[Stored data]

## Begin

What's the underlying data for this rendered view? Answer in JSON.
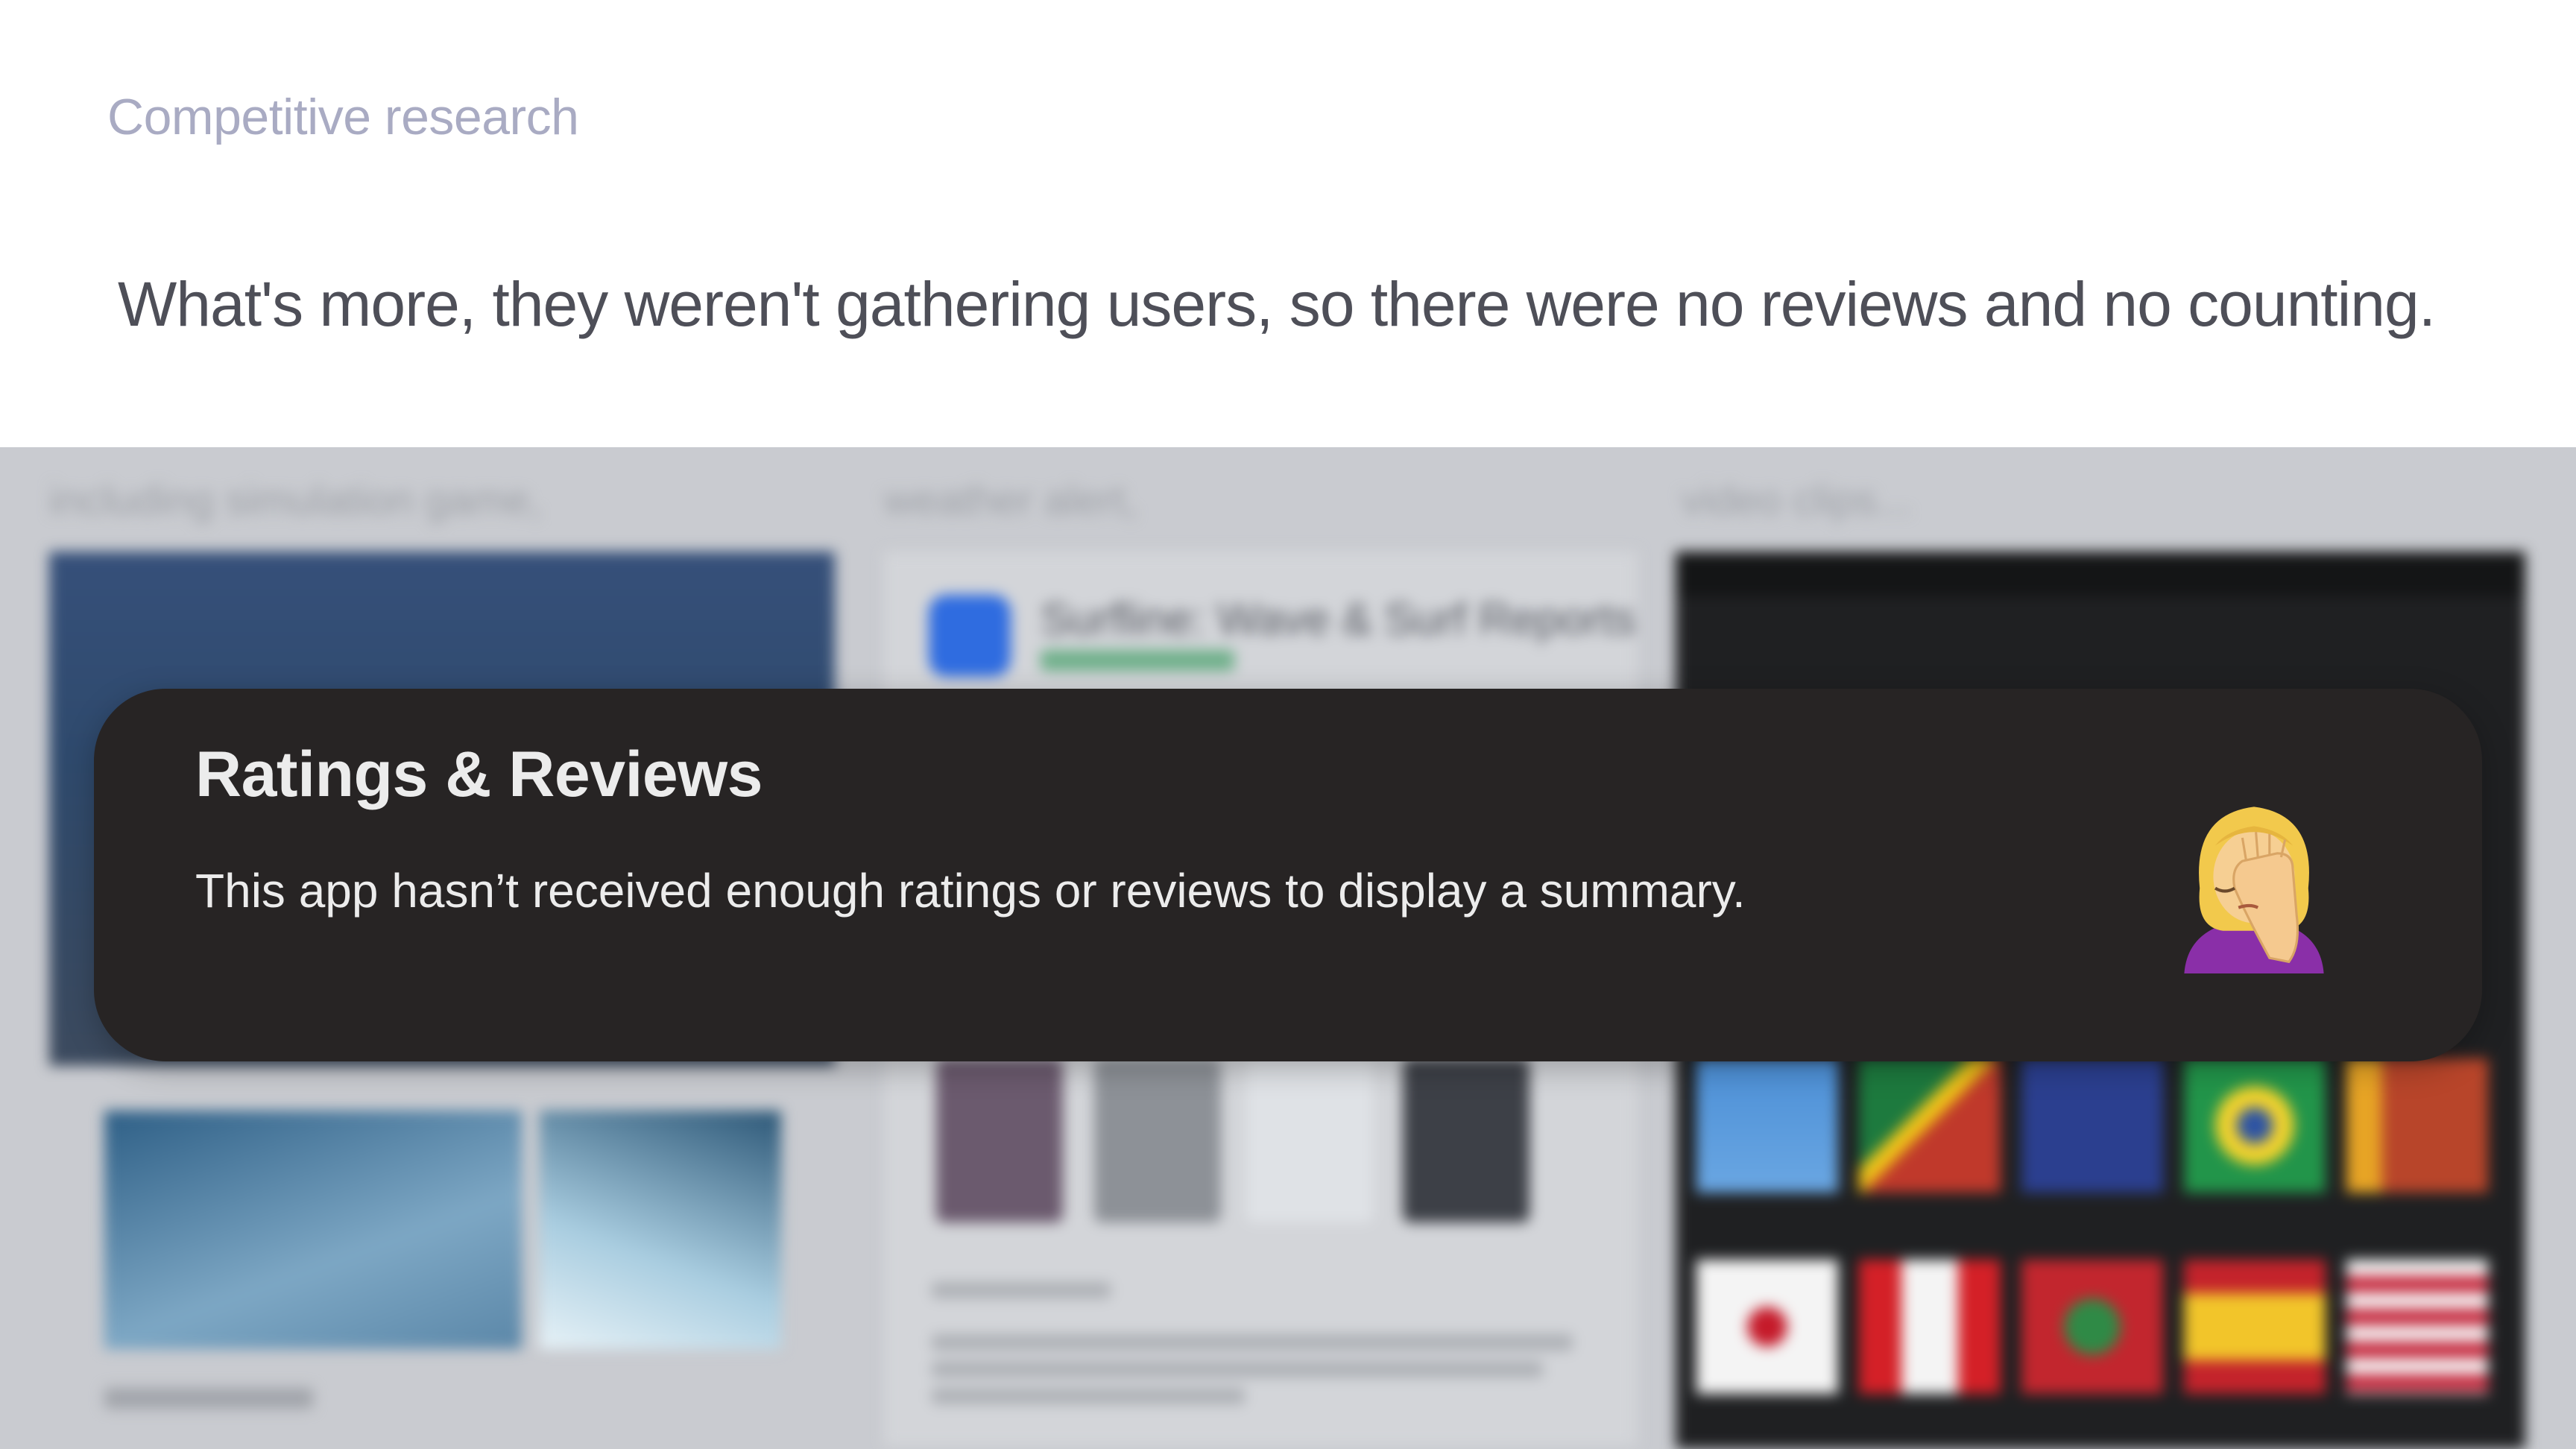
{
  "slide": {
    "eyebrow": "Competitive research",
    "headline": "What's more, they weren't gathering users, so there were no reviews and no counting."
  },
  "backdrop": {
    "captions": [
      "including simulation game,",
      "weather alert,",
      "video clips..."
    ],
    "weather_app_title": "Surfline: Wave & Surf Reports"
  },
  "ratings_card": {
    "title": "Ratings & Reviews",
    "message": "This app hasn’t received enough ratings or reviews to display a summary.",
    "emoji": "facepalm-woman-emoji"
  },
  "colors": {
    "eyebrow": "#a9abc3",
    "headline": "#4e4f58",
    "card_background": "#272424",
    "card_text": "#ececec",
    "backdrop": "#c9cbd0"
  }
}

## End

#### Problem requirements:
Collect from the data above every line that includes "headline".

#### Response to the exercise:
    "headline": "What's more, they weren't gathering users, so there were no reviews and no counting."
    "headline": "#4e4f58",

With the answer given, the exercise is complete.